** Begin DATA **

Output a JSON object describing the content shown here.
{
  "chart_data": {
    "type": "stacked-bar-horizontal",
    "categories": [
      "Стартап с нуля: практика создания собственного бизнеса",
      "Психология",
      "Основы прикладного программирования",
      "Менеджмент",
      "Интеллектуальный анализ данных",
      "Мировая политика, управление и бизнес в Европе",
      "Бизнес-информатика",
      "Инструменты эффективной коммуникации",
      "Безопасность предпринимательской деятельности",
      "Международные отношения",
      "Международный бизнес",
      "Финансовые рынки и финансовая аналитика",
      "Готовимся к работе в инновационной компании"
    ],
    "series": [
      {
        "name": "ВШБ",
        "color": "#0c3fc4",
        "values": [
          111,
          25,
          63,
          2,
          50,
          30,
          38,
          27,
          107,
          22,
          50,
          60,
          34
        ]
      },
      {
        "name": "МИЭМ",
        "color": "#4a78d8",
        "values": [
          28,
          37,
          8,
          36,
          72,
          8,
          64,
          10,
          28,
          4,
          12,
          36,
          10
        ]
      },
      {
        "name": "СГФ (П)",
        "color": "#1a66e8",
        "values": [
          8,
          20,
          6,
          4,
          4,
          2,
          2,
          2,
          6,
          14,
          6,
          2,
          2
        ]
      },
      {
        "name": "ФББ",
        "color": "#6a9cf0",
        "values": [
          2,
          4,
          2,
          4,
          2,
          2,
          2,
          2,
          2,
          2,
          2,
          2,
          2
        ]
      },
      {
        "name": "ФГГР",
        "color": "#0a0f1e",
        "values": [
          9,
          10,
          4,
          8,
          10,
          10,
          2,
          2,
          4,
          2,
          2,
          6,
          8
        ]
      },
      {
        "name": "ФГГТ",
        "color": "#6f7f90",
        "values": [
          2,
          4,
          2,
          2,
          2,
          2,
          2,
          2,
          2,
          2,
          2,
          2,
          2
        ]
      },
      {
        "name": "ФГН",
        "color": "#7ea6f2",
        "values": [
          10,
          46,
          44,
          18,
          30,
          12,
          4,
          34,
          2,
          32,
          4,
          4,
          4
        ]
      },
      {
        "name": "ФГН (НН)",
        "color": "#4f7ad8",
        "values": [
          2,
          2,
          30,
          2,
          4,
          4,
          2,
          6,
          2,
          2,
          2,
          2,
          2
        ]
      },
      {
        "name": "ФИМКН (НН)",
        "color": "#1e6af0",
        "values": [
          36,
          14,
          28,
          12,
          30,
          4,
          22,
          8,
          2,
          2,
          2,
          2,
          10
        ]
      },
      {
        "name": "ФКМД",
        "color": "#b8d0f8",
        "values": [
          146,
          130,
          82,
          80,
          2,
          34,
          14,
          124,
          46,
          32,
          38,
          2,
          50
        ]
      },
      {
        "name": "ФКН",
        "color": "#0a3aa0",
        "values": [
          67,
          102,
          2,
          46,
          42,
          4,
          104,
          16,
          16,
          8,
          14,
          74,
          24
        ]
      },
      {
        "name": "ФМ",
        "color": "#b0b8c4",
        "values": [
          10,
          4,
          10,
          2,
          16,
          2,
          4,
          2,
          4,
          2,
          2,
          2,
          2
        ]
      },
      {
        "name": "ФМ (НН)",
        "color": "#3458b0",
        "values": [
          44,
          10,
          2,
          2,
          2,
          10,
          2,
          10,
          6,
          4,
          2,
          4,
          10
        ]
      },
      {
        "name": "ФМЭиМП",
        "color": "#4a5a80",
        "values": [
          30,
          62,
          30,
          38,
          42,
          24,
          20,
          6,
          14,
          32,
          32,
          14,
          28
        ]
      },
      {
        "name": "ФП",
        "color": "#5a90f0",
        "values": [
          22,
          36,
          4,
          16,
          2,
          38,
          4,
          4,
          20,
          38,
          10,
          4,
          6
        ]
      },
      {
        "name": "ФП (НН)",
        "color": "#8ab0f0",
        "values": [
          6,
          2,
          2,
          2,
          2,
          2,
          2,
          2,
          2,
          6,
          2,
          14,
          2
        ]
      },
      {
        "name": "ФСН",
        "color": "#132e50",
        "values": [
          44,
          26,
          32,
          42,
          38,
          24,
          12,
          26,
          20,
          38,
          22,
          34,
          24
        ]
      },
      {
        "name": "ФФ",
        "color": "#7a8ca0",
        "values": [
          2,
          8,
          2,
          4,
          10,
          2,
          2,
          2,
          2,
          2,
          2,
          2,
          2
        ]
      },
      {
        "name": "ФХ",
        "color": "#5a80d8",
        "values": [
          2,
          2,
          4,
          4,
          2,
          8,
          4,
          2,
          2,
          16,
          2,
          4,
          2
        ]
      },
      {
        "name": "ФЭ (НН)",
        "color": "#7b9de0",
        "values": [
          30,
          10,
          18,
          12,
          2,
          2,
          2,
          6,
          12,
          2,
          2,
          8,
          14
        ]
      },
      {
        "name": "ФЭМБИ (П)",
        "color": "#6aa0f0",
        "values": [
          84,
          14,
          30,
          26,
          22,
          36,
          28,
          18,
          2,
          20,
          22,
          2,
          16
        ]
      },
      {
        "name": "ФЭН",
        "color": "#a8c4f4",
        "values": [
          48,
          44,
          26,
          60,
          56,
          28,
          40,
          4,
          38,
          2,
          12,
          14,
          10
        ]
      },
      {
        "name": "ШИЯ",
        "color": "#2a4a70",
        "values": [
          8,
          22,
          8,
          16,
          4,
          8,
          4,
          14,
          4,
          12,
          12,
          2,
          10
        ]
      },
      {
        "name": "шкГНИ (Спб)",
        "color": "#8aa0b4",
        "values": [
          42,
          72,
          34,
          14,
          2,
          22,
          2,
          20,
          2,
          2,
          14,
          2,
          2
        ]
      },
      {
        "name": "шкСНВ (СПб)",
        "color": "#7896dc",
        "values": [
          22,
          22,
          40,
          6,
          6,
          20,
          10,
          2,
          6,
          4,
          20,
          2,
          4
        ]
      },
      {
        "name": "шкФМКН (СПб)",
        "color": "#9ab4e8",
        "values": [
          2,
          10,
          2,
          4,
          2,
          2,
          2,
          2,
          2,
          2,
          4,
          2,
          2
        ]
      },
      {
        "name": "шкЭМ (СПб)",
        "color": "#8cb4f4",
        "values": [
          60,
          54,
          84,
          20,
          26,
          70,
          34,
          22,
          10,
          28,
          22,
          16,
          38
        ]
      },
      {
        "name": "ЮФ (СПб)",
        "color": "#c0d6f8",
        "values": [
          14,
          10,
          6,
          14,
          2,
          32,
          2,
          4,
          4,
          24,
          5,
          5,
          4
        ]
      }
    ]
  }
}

** End DATA **

Retype the listing above in full, with no alterations.

EXPECTED ANSWER:
Output a JSON object describing the content shown here.
{
  "chart_data": {
    "type": "stacked-bar-horizontal",
    "categories": [
      "Стартап с нуля: практика создания собственного бизнеса",
      "Психология",
      "Основы прикладного программирования",
      "Менеджмент",
      "Интеллектуальный анализ данных",
      "Мировая политика, управление и бизнес в Европе",
      "Бизнес-информатика",
      "Инструменты эффективной коммуникации",
      "Безопасность предпринимательской деятельности",
      "Международные отношения",
      "Международный бизнес",
      "Финансовые рынки и финансовая аналитика",
      "Готовимся к работе в инновационной компании"
    ],
    "series": [
      {
        "name": "ВШБ",
        "color": "#0c3fc4",
        "values": [
          111,
          25,
          63,
          2,
          50,
          30,
          38,
          27,
          107,
          22,
          50,
          60,
          34
        ]
      },
      {
        "name": "МИЭМ",
        "color": "#4a78d8",
        "values": [
          28,
          37,
          8,
          36,
          72,
          8,
          64,
          10,
          28,
          4,
          12,
          36,
          10
        ]
      },
      {
        "name": "СГФ (П)",
        "color": "#1a66e8",
        "values": [
          8,
          20,
          6,
          4,
          4,
          2,
          2,
          2,
          6,
          14,
          6,
          2,
          2
        ]
      },
      {
        "name": "ФББ",
        "color": "#6a9cf0",
        "values": [
          2,
          4,
          2,
          4,
          2,
          2,
          2,
          2,
          2,
          2,
          2,
          2,
          2
        ]
      },
      {
        "name": "ФГГР",
        "color": "#0a0f1e",
        "values": [
          9,
          10,
          4,
          8,
          10,
          10,
          2,
          2,
          4,
          2,
          2,
          6,
          8
        ]
      },
      {
        "name": "ФГГТ",
        "color": "#6f7f90",
        "values": [
          2,
          4,
          2,
          2,
          2,
          2,
          2,
          2,
          2,
          2,
          2,
          2,
          2
        ]
      },
      {
        "name": "ФГН",
        "color": "#7ea6f2",
        "values": [
          10,
          46,
          44,
          18,
          30,
          12,
          4,
          34,
          2,
          32,
          4,
          4,
          4
        ]
      },
      {
        "name": "ФГН (НН)",
        "color": "#4f7ad8",
        "values": [
          2,
          2,
          30,
          2,
          4,
          4,
          2,
          6,
          2,
          2,
          2,
          2,
          2
        ]
      },
      {
        "name": "ФИМКН (НН)",
        "color": "#1e6af0",
        "values": [
          36,
          14,
          28,
          12,
          30,
          4,
          22,
          8,
          2,
          2,
          2,
          2,
          10
        ]
      },
      {
        "name": "ФКМД",
        "color": "#b8d0f8",
        "values": [
          146,
          130,
          82,
          80,
          2,
          34,
          14,
          124,
          46,
          32,
          38,
          2,
          50
        ]
      },
      {
        "name": "ФКН",
        "color": "#0a3aa0",
        "values": [
          67,
          102,
          2,
          46,
          42,
          4,
          104,
          16,
          16,
          8,
          14,
          74,
          24
        ]
      },
      {
        "name": "ФМ",
        "color": "#b0b8c4",
        "values": [
          10,
          4,
          10,
          2,
          16,
          2,
          4,
          2,
          4,
          2,
          2,
          2,
          2
        ]
      },
      {
        "name": "ФМ (НН)",
        "color": "#3458b0",
        "values": [
          44,
          10,
          2,
          2,
          2,
          10,
          2,
          10,
          6,
          4,
          2,
          4,
          10
        ]
      },
      {
        "name": "ФМЭиМП",
        "color": "#4a5a80",
        "values": [
          30,
          62,
          30,
          38,
          42,
          24,
          20,
          6,
          14,
          32,
          32,
          14,
          28
        ]
      },
      {
        "name": "ФП",
        "color": "#5a90f0",
        "values": [
          22,
          36,
          4,
          16,
          2,
          38,
          4,
          4,
          20,
          38,
          10,
          4,
          6
        ]
      },
      {
        "name": "ФП (НН)",
        "color": "#8ab0f0",
        "values": [
          6,
          2,
          2,
          2,
          2,
          2,
          2,
          2,
          2,
          6,
          2,
          14,
          2
        ]
      },
      {
        "name": "ФСН",
        "color": "#132e50",
        "values": [
          44,
          26,
          32,
          42,
          38,
          24,
          12,
          26,
          20,
          38,
          22,
          34,
          24
        ]
      },
      {
        "name": "ФФ",
        "color": "#7a8ca0",
        "values": [
          2,
          8,
          2,
          4,
          10,
          2,
          2,
          2,
          2,
          2,
          2,
          2,
          2
        ]
      },
      {
        "name": "ФХ",
        "color": "#5a80d8",
        "values": [
          2,
          2,
          4,
          4,
          2,
          8,
          4,
          2,
          2,
          16,
          2,
          4,
          2
        ]
      },
      {
        "name": "ФЭ (НН)",
        "color": "#7b9de0",
        "values": [
          30,
          10,
          18,
          12,
          2,
          2,
          2,
          6,
          12,
          2,
          2,
          8,
          14
        ]
      },
      {
        "name": "ФЭМБИ (П)",
        "color": "#6aa0f0",
        "values": [
          84,
          14,
          30,
          26,
          22,
          36,
          28,
          18,
          2,
          20,
          22,
          2,
          16
        ]
      },
      {
        "name": "ФЭН",
        "color": "#a8c4f4",
        "values": [
          48,
          44,
          26,
          60,
          56,
          28,
          40,
          4,
          38,
          2,
          12,
          14,
          10
        ]
      },
      {
        "name": "ШИЯ",
        "color": "#2a4a70",
        "values": [
          8,
          22,
          8,
          16,
          4,
          8,
          4,
          14,
          4,
          12,
          12,
          2,
          10
        ]
      },
      {
        "name": "шкГНИ (Спб)",
        "color": "#8aa0b4",
        "values": [
          42,
          72,
          34,
          14,
          2,
          22,
          2,
          20,
          2,
          2,
          14,
          2,
          2
        ]
      },
      {
        "name": "шкСНВ (СПб)",
        "color": "#7896dc",
        "values": [
          22,
          22,
          40,
          6,
          6,
          20,
          10,
          2,
          6,
          4,
          20,
          2,
          4
        ]
      },
      {
        "name": "шкФМКН (СПб)",
        "color": "#9ab4e8",
        "values": [
          2,
          10,
          2,
          4,
          2,
          2,
          2,
          2,
          2,
          2,
          4,
          2,
          2
        ]
      },
      {
        "name": "шкЭМ (СПб)",
        "color": "#8cb4f4",
        "values": [
          60,
          54,
          84,
          20,
          26,
          70,
          34,
          22,
          10,
          28,
          22,
          16,
          38
        ]
      },
      {
        "name": "ЮФ (СПб)",
        "color": "#c0d6f8",
        "values": [
          14,
          10,
          6,
          14,
          2,
          32,
          2,
          4,
          4,
          24,
          5,
          5,
          4
        ]
      }
    ]
  }
}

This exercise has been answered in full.